> _Task requirements_
Quote every line as given.

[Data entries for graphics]
---
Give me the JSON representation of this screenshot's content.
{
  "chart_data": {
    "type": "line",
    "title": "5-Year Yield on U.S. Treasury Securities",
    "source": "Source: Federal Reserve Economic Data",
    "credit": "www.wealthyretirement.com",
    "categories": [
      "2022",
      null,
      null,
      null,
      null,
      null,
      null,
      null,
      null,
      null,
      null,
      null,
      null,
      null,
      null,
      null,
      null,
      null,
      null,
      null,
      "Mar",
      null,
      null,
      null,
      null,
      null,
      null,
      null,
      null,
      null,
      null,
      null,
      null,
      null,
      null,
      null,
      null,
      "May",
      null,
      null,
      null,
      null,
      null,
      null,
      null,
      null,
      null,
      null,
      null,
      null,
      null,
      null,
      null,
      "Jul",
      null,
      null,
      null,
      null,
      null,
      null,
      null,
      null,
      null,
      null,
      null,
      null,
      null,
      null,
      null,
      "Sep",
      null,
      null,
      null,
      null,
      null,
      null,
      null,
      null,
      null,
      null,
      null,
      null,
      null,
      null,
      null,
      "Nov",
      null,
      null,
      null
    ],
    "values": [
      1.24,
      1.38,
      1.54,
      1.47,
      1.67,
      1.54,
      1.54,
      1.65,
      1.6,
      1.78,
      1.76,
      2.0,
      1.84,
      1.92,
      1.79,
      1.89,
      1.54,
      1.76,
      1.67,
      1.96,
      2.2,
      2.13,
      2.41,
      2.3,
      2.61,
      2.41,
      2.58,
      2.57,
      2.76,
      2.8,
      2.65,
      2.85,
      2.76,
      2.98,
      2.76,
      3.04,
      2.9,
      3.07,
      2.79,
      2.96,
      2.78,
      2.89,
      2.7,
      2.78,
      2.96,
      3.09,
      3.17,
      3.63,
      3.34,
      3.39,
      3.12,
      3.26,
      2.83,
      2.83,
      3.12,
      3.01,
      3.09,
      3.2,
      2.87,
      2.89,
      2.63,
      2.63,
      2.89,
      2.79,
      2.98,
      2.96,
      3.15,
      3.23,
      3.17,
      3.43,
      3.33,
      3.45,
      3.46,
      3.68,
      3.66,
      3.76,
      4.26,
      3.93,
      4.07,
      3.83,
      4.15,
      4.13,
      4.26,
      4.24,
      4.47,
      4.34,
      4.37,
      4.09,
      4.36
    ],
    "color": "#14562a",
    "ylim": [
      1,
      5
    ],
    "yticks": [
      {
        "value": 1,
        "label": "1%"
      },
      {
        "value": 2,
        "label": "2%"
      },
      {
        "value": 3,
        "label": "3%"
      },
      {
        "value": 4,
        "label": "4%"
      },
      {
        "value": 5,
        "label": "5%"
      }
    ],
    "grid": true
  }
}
---
> _Right answer_
Give me the JSON representation of this screenshot's content.
{
  "chart_data": {
    "type": "line",
    "title": "5-Year Yield on U.S. Treasury Securities",
    "source": "Source: Federal Reserve Economic Data",
    "credit": "www.wealthyretirement.com",
    "categories": [
      "2022",
      null,
      null,
      null,
      null,
      null,
      null,
      null,
      null,
      null,
      null,
      null,
      null,
      null,
      null,
      null,
      null,
      null,
      null,
      null,
      "Mar",
      null,
      null,
      null,
      null,
      null,
      null,
      null,
      null,
      null,
      null,
      null,
      null,
      null,
      null,
      null,
      null,
      "May",
      null,
      null,
      null,
      null,
      null,
      null,
      null,
      null,
      null,
      null,
      null,
      null,
      null,
      null,
      null,
      "Jul",
      null,
      null,
      null,
      null,
      null,
      null,
      null,
      null,
      null,
      null,
      null,
      null,
      null,
      null,
      null,
      "Sep",
      null,
      null,
      null,
      null,
      null,
      null,
      null,
      null,
      null,
      null,
      null,
      null,
      null,
      null,
      null,
      "Nov",
      null,
      null,
      null
    ],
    "values": [
      1.24,
      1.38,
      1.54,
      1.47,
      1.67,
      1.54,
      1.54,
      1.65,
      1.6,
      1.78,
      1.76,
      2.0,
      1.84,
      1.92,
      1.79,
      1.89,
      1.54,
      1.76,
      1.67,
      1.96,
      2.2,
      2.13,
      2.41,
      2.3,
      2.61,
      2.41,
      2.58,
      2.57,
      2.76,
      2.8,
      2.65,
      2.85,
      2.76,
      2.98,
      2.76,
      3.04,
      2.9,
      3.07,
      2.79,
      2.96,
      2.78,
      2.89,
      2.7,
      2.78,
      2.96,
      3.09,
      3.17,
      3.63,
      3.34,
      3.39,
      3.12,
      3.26,
      2.83,
      2.83,
      3.12,
      3.01,
      3.09,
      3.2,
      2.87,
      2.89,
      2.63,
      2.63,
      2.89,
      2.79,
      2.98,
      2.96,
      3.15,
      3.23,
      3.17,
      3.43,
      3.33,
      3.45,
      3.46,
      3.68,
      3.66,
      3.76,
      4.26,
      3.93,
      4.07,
      3.83,
      4.15,
      4.13,
      4.26,
      4.24,
      4.47,
      4.34,
      4.37,
      4.09,
      4.36
    ],
    "color": "#14562a",
    "ylim": [
      1,
      5
    ],
    "yticks": [
      {
        "value": 1,
        "label": "1%"
      },
      {
        "value": 2,
        "label": "2%"
      },
      {
        "value": 3,
        "label": "3%"
      },
      {
        "value": 4,
        "label": "4%"
      },
      {
        "value": 5,
        "label": "5%"
      }
    ],
    "grid": true
  }
}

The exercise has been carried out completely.